Every line of the material below should be repeated exactly.

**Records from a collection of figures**
>> start

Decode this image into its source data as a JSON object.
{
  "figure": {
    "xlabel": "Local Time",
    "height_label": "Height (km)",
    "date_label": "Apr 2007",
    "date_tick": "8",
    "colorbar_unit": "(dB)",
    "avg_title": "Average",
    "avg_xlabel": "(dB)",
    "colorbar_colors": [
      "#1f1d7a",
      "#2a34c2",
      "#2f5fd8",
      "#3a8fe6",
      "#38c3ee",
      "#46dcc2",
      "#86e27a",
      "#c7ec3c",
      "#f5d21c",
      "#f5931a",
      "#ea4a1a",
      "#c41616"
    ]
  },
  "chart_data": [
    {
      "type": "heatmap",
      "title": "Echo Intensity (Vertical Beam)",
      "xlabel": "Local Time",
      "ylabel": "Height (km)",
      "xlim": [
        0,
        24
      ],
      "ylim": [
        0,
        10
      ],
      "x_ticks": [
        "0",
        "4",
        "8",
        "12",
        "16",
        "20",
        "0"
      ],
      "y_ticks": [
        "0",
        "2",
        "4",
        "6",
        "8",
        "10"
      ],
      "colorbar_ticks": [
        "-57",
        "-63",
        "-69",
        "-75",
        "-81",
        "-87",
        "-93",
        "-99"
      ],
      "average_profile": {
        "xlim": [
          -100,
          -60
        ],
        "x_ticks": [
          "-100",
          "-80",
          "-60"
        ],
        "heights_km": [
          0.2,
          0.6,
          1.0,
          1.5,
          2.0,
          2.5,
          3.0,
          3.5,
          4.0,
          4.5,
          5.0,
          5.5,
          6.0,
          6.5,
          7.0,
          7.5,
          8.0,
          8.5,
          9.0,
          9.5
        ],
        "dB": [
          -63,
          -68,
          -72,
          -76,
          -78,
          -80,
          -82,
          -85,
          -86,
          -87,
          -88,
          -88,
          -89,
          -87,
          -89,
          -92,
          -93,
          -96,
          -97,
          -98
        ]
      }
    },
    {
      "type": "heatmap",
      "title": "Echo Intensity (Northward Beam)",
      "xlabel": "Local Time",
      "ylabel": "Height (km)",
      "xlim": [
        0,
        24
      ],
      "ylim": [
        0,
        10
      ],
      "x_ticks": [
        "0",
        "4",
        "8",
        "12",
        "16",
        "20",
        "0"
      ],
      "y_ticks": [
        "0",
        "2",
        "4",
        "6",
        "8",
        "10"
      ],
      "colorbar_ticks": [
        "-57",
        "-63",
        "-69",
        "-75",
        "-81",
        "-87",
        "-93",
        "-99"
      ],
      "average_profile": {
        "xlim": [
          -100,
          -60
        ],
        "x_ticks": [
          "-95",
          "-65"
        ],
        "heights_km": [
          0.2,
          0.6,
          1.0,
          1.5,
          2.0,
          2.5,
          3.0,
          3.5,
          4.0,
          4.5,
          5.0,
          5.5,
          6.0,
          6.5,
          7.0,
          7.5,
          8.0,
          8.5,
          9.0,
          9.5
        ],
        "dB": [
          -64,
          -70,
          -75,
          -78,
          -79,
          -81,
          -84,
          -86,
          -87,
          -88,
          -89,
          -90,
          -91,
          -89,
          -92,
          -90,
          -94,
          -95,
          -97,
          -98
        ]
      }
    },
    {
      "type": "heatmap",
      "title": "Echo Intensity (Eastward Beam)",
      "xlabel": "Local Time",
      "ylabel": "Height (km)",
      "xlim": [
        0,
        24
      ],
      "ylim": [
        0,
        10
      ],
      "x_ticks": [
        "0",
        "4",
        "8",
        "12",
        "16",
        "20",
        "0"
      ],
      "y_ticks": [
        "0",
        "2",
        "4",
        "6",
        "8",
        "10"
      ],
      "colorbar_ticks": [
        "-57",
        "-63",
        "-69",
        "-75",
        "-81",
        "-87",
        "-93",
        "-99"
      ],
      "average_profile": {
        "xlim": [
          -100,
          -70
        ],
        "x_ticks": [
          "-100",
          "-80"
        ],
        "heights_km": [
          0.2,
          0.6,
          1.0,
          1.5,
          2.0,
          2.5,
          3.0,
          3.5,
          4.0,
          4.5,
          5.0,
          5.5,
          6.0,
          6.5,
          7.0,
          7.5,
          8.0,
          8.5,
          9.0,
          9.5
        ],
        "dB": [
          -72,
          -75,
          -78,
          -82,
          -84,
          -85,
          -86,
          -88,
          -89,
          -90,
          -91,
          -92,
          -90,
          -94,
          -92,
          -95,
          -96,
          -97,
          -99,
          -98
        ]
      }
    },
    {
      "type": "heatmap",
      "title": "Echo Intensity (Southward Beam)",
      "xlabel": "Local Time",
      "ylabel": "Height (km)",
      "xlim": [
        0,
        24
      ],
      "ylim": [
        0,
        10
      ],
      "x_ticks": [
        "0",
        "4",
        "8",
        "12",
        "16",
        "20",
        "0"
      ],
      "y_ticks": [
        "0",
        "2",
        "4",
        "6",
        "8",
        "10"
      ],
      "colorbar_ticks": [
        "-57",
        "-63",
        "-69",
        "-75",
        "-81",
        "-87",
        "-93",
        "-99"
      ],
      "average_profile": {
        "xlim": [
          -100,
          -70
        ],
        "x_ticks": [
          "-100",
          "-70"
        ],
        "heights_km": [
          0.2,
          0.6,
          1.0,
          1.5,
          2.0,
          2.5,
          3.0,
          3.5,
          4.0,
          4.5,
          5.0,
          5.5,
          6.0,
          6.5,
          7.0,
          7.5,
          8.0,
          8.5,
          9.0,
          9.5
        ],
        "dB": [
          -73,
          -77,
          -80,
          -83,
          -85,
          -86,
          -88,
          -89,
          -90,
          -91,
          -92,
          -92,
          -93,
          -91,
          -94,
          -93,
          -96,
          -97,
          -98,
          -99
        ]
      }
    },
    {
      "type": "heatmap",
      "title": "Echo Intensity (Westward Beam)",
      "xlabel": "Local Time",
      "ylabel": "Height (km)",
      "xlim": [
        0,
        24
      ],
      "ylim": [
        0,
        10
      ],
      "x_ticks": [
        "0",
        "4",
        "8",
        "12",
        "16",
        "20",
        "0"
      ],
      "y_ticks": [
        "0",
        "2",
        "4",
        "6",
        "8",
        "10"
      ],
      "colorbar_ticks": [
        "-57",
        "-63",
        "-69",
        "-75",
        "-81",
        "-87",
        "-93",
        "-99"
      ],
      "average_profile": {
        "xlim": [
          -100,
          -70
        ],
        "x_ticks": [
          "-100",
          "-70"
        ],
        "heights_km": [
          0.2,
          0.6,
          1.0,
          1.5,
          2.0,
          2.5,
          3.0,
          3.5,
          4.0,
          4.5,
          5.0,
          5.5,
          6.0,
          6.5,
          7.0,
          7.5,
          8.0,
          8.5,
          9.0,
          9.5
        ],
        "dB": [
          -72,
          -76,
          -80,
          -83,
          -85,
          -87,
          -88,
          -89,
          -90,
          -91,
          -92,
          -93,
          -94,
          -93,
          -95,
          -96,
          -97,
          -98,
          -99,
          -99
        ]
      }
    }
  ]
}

>> end

**PROBLEM SOLUTION**
Decode this image into its source data as a JSON object.
{
  "figure": {
    "xlabel": "Local Time",
    "height_label": "Height (km)",
    "date_label": "Apr 2007",
    "date_tick": "8",
    "colorbar_unit": "(dB)",
    "avg_title": "Average",
    "avg_xlabel": "(dB)",
    "colorbar_colors": [
      "#1f1d7a",
      "#2a34c2",
      "#2f5fd8",
      "#3a8fe6",
      "#38c3ee",
      "#46dcc2",
      "#86e27a",
      "#c7ec3c",
      "#f5d21c",
      "#f5931a",
      "#ea4a1a",
      "#c41616"
    ]
  },
  "chart_data": [
    {
      "type": "heatmap",
      "title": "Echo Intensity (Vertical Beam)",
      "xlabel": "Local Time",
      "ylabel": "Height (km)",
      "xlim": [
        0,
        24
      ],
      "ylim": [
        0,
        10
      ],
      "x_ticks": [
        "0",
        "4",
        "8",
        "12",
        "16",
        "20",
        "0"
      ],
      "y_ticks": [
        "0",
        "2",
        "4",
        "6",
        "8",
        "10"
      ],
      "colorbar_ticks": [
        "-57",
        "-63",
        "-69",
        "-75",
        "-81",
        "-87",
        "-93",
        "-99"
      ],
      "average_profile": {
        "xlim": [
          -100,
          -60
        ],
        "x_ticks": [
          "-100",
          "-80",
          "-60"
        ],
        "heights_km": [
          0.2,
          0.6,
          1.0,
          1.5,
          2.0,
          2.5,
          3.0,
          3.5,
          4.0,
          4.5,
          5.0,
          5.5,
          6.0,
          6.5,
          7.0,
          7.5,
          8.0,
          8.5,
          9.0,
          9.5
        ],
        "dB": [
          -63,
          -68,
          -72,
          -76,
          -78,
          -80,
          -82,
          -85,
          -86,
          -87,
          -88,
          -88,
          -89,
          -87,
          -89,
          -92,
          -93,
          -96,
          -97,
          -98
        ]
      }
    },
    {
      "type": "heatmap",
      "title": "Echo Intensity (Northward Beam)",
      "xlabel": "Local Time",
      "ylabel": "Height (km)",
      "xlim": [
        0,
        24
      ],
      "ylim": [
        0,
        10
      ],
      "x_ticks": [
        "0",
        "4",
        "8",
        "12",
        "16",
        "20",
        "0"
      ],
      "y_ticks": [
        "0",
        "2",
        "4",
        "6",
        "8",
        "10"
      ],
      "colorbar_ticks": [
        "-57",
        "-63",
        "-69",
        "-75",
        "-81",
        "-87",
        "-93",
        "-99"
      ],
      "average_profile": {
        "xlim": [
          -100,
          -60
        ],
        "x_ticks": [
          "-95",
          "-65"
        ],
        "heights_km": [
          0.2,
          0.6,
          1.0,
          1.5,
          2.0,
          2.5,
          3.0,
          3.5,
          4.0,
          4.5,
          5.0,
          5.5,
          6.0,
          6.5,
          7.0,
          7.5,
          8.0,
          8.5,
          9.0,
          9.5
        ],
        "dB": [
          -64,
          -70,
          -75,
          -78,
          -79,
          -81,
          -84,
          -86,
          -87,
          -88,
          -89,
          -90,
          -91,
          -89,
          -92,
          -90,
          -94,
          -95,
          -97,
          -98
        ]
      }
    },
    {
      "type": "heatmap",
      "title": "Echo Intensity (Eastward Beam)",
      "xlabel": "Local Time",
      "ylabel": "Height (km)",
      "xlim": [
        0,
        24
      ],
      "ylim": [
        0,
        10
      ],
      "x_ticks": [
        "0",
        "4",
        "8",
        "12",
        "16",
        "20",
        "0"
      ],
      "y_ticks": [
        "0",
        "2",
        "4",
        "6",
        "8",
        "10"
      ],
      "colorbar_ticks": [
        "-57",
        "-63",
        "-69",
        "-75",
        "-81",
        "-87",
        "-93",
        "-99"
      ],
      "average_profile": {
        "xlim": [
          -100,
          -70
        ],
        "x_ticks": [
          "-100",
          "-80"
        ],
        "heights_km": [
          0.2,
          0.6,
          1.0,
          1.5,
          2.0,
          2.5,
          3.0,
          3.5,
          4.0,
          4.5,
          5.0,
          5.5,
          6.0,
          6.5,
          7.0,
          7.5,
          8.0,
          8.5,
          9.0,
          9.5
        ],
        "dB": [
          -72,
          -75,
          -78,
          -82,
          -84,
          -85,
          -86,
          -88,
          -89,
          -90,
          -91,
          -92,
          -90,
          -94,
          -92,
          -95,
          -96,
          -97,
          -99,
          -98
        ]
      }
    },
    {
      "type": "heatmap",
      "title": "Echo Intensity (Southward Beam)",
      "xlabel": "Local Time",
      "ylabel": "Height (km)",
      "xlim": [
        0,
        24
      ],
      "ylim": [
        0,
        10
      ],
      "x_ticks": [
        "0",
        "4",
        "8",
        "12",
        "16",
        "20",
        "0"
      ],
      "y_ticks": [
        "0",
        "2",
        "4",
        "6",
        "8",
        "10"
      ],
      "colorbar_ticks": [
        "-57",
        "-63",
        "-69",
        "-75",
        "-81",
        "-87",
        "-93",
        "-99"
      ],
      "average_profile": {
        "xlim": [
          -100,
          -70
        ],
        "x_ticks": [
          "-100",
          "-70"
        ],
        "heights_km": [
          0.2,
          0.6,
          1.0,
          1.5,
          2.0,
          2.5,
          3.0,
          3.5,
          4.0,
          4.5,
          5.0,
          5.5,
          6.0,
          6.5,
          7.0,
          7.5,
          8.0,
          8.5,
          9.0,
          9.5
        ],
        "dB": [
          -73,
          -77,
          -80,
          -83,
          -85,
          -86,
          -88,
          -89,
          -90,
          -91,
          -92,
          -92,
          -93,
          -91,
          -94,
          -93,
          -96,
          -97,
          -98,
          -99
        ]
      }
    },
    {
      "type": "heatmap",
      "title": "Echo Intensity (Westward Beam)",
      "xlabel": "Local Time",
      "ylabel": "Height (km)",
      "xlim": [
        0,
        24
      ],
      "ylim": [
        0,
        10
      ],
      "x_ticks": [
        "0",
        "4",
        "8",
        "12",
        "16",
        "20",
        "0"
      ],
      "y_ticks": [
        "0",
        "2",
        "4",
        "6",
        "8",
        "10"
      ],
      "colorbar_ticks": [
        "-57",
        "-63",
        "-69",
        "-75",
        "-81",
        "-87",
        "-93",
        "-99"
      ],
      "average_profile": {
        "xlim": [
          -100,
          -70
        ],
        "x_ticks": [
          "-100",
          "-70"
        ],
        "heights_km": [
          0.2,
          0.6,
          1.0,
          1.5,
          2.0,
          2.5,
          3.0,
          3.5,
          4.0,
          4.5,
          5.0,
          5.5,
          6.0,
          6.5,
          7.0,
          7.5,
          8.0,
          8.5,
          9.0,
          9.5
        ],
        "dB": [
          -72,
          -76,
          -80,
          -83,
          -85,
          -87,
          -88,
          -89,
          -90,
          -91,
          -92,
          -93,
          -94,
          -93,
          -95,
          -96,
          -97,
          -98,
          -99,
          -99
        ]
      }
    }
  ]
}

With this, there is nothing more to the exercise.